* TASK OBJECTIVE
Give an exact copy of every line, leaving images out.
═════ INFORMATION SUPPLIED ═════
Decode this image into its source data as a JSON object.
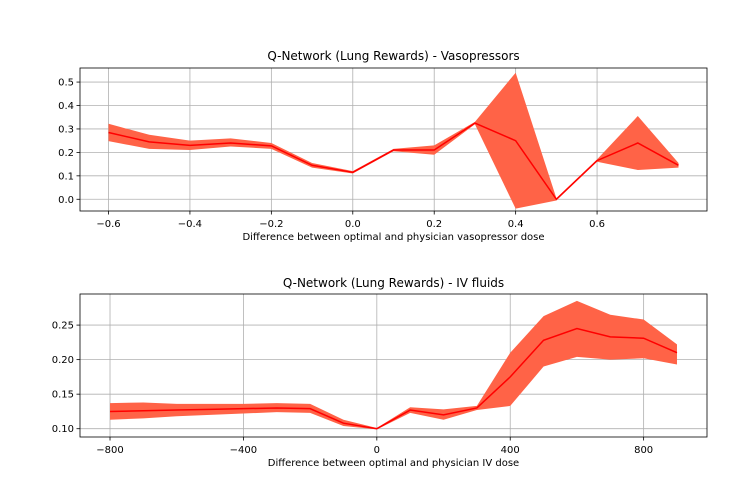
{
  "chart_data": [
    {
      "type": "line",
      "title": "Q-Network (Lung Rewards) - Vasopressors",
      "xlabel": "Difference between optimal and physician vasopressor dose",
      "ylabel": "",
      "xlim": [
        -0.67,
        0.87
      ],
      "ylim": [
        -0.05,
        0.56
      ],
      "xticks": [
        -0.6,
        -0.4,
        -0.2,
        0.0,
        0.2,
        0.4,
        0.6
      ],
      "xtick_labels": [
        "−0.6",
        "−0.4",
        "−0.2",
        "0.0",
        "0.2",
        "0.4",
        "0.6"
      ],
      "yticks": [
        0.0,
        0.1,
        0.2,
        0.3,
        0.4,
        0.5
      ],
      "ytick_labels": [
        "0.0",
        "0.1",
        "0.2",
        "0.3",
        "0.4",
        "0.5"
      ],
      "grid": true,
      "series": [
        {
          "color": "#ff0000",
          "band_color": "#ff6347",
          "x": [
            -0.6,
            -0.5,
            -0.4,
            -0.3,
            -0.2,
            -0.1,
            0.0,
            0.1,
            0.2,
            0.3,
            0.4,
            0.5,
            0.6,
            0.7,
            0.8
          ],
          "y": [
            0.285,
            0.245,
            0.23,
            0.24,
            0.228,
            0.145,
            0.115,
            0.21,
            0.21,
            0.325,
            0.25,
            0.0,
            0.165,
            0.24,
            0.145
          ],
          "lower": [
            0.248,
            0.215,
            0.21,
            0.225,
            0.215,
            0.135,
            0.11,
            0.205,
            0.19,
            0.32,
            -0.04,
            -0.005,
            0.16,
            0.125,
            0.135
          ],
          "upper": [
            0.322,
            0.275,
            0.25,
            0.26,
            0.24,
            0.155,
            0.12,
            0.215,
            0.23,
            0.33,
            0.54,
            0.005,
            0.17,
            0.355,
            0.155
          ]
        }
      ]
    },
    {
      "type": "line",
      "title": "Q-Network (Lung Rewards) - IV fluids",
      "xlabel": "Difference between optimal and physician IV dose",
      "ylabel": "",
      "xlim": [
        -890,
        990
      ],
      "ylim": [
        0.088,
        0.295
      ],
      "xticks": [
        -800,
        -400,
        0,
        400,
        800
      ],
      "xtick_labels": [
        "−800",
        "−400",
        "0",
        "400",
        "800"
      ],
      "yticks": [
        0.1,
        0.15,
        0.2,
        0.25
      ],
      "ytick_labels": [
        "0.10",
        "0.15",
        "0.20",
        "0.25"
      ],
      "grid": true,
      "series": [
        {
          "color": "#ff0000",
          "band_color": "#ff6347",
          "x": [
            -800,
            -700,
            -600,
            -500,
            -400,
            -300,
            -200,
            -100,
            0,
            100,
            200,
            300,
            400,
            500,
            600,
            700,
            800,
            900
          ],
          "y": [
            0.125,
            0.126,
            0.127,
            0.128,
            0.129,
            0.13,
            0.129,
            0.108,
            0.1,
            0.127,
            0.12,
            0.13,
            0.175,
            0.228,
            0.245,
            0.233,
            0.231,
            0.21
          ],
          "lower": [
            0.113,
            0.115,
            0.118,
            0.12,
            0.122,
            0.124,
            0.123,
            0.104,
            0.099,
            0.123,
            0.113,
            0.127,
            0.133,
            0.19,
            0.204,
            0.2,
            0.202,
            0.193
          ],
          "upper": [
            0.137,
            0.138,
            0.136,
            0.136,
            0.136,
            0.137,
            0.136,
            0.113,
            0.101,
            0.131,
            0.128,
            0.133,
            0.21,
            0.263,
            0.285,
            0.265,
            0.258,
            0.222
          ]
        }
      ]
    }
  ]
}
═════
* ANSWER TO THIS EXERCISE
Decode this image into its source data as a JSON object.
{
  "chart_data": [
    {
      "type": "line",
      "title": "Q-Network (Lung Rewards) - Vasopressors",
      "xlabel": "Difference between optimal and physician vasopressor dose",
      "ylabel": "",
      "xlim": [
        -0.67,
        0.87
      ],
      "ylim": [
        -0.05,
        0.56
      ],
      "xticks": [
        -0.6,
        -0.4,
        -0.2,
        0.0,
        0.2,
        0.4,
        0.6
      ],
      "xtick_labels": [
        "−0.6",
        "−0.4",
        "−0.2",
        "0.0",
        "0.2",
        "0.4",
        "0.6"
      ],
      "yticks": [
        0.0,
        0.1,
        0.2,
        0.3,
        0.4,
        0.5
      ],
      "ytick_labels": [
        "0.0",
        "0.1",
        "0.2",
        "0.3",
        "0.4",
        "0.5"
      ],
      "grid": true,
      "series": [
        {
          "color": "#ff0000",
          "band_color": "#ff6347",
          "x": [
            -0.6,
            -0.5,
            -0.4,
            -0.3,
            -0.2,
            -0.1,
            0.0,
            0.1,
            0.2,
            0.3,
            0.4,
            0.5,
            0.6,
            0.7,
            0.8
          ],
          "y": [
            0.285,
            0.245,
            0.23,
            0.24,
            0.228,
            0.145,
            0.115,
            0.21,
            0.21,
            0.325,
            0.25,
            0.0,
            0.165,
            0.24,
            0.145
          ],
          "lower": [
            0.248,
            0.215,
            0.21,
            0.225,
            0.215,
            0.135,
            0.11,
            0.205,
            0.19,
            0.32,
            -0.04,
            -0.005,
            0.16,
            0.125,
            0.135
          ],
          "upper": [
            0.322,
            0.275,
            0.25,
            0.26,
            0.24,
            0.155,
            0.12,
            0.215,
            0.23,
            0.33,
            0.54,
            0.005,
            0.17,
            0.355,
            0.155
          ]
        }
      ]
    },
    {
      "type": "line",
      "title": "Q-Network (Lung Rewards) - IV fluids",
      "xlabel": "Difference between optimal and physician IV dose",
      "ylabel": "",
      "xlim": [
        -890,
        990
      ],
      "ylim": [
        0.088,
        0.295
      ],
      "xticks": [
        -800,
        -400,
        0,
        400,
        800
      ],
      "xtick_labels": [
        "−800",
        "−400",
        "0",
        "400",
        "800"
      ],
      "yticks": [
        0.1,
        0.15,
        0.2,
        0.25
      ],
      "ytick_labels": [
        "0.10",
        "0.15",
        "0.20",
        "0.25"
      ],
      "grid": true,
      "series": [
        {
          "color": "#ff0000",
          "band_color": "#ff6347",
          "x": [
            -800,
            -700,
            -600,
            -500,
            -400,
            -300,
            -200,
            -100,
            0,
            100,
            200,
            300,
            400,
            500,
            600,
            700,
            800,
            900
          ],
          "y": [
            0.125,
            0.126,
            0.127,
            0.128,
            0.129,
            0.13,
            0.129,
            0.108,
            0.1,
            0.127,
            0.12,
            0.13,
            0.175,
            0.228,
            0.245,
            0.233,
            0.231,
            0.21
          ],
          "lower": [
            0.113,
            0.115,
            0.118,
            0.12,
            0.122,
            0.124,
            0.123,
            0.104,
            0.099,
            0.123,
            0.113,
            0.127,
            0.133,
            0.19,
            0.204,
            0.2,
            0.202,
            0.193
          ],
          "upper": [
            0.137,
            0.138,
            0.136,
            0.136,
            0.136,
            0.137,
            0.136,
            0.113,
            0.101,
            0.131,
            0.128,
            0.133,
            0.21,
            0.263,
            0.285,
            0.265,
            0.258,
            0.222
          ]
        }
      ]
    }
  ]
}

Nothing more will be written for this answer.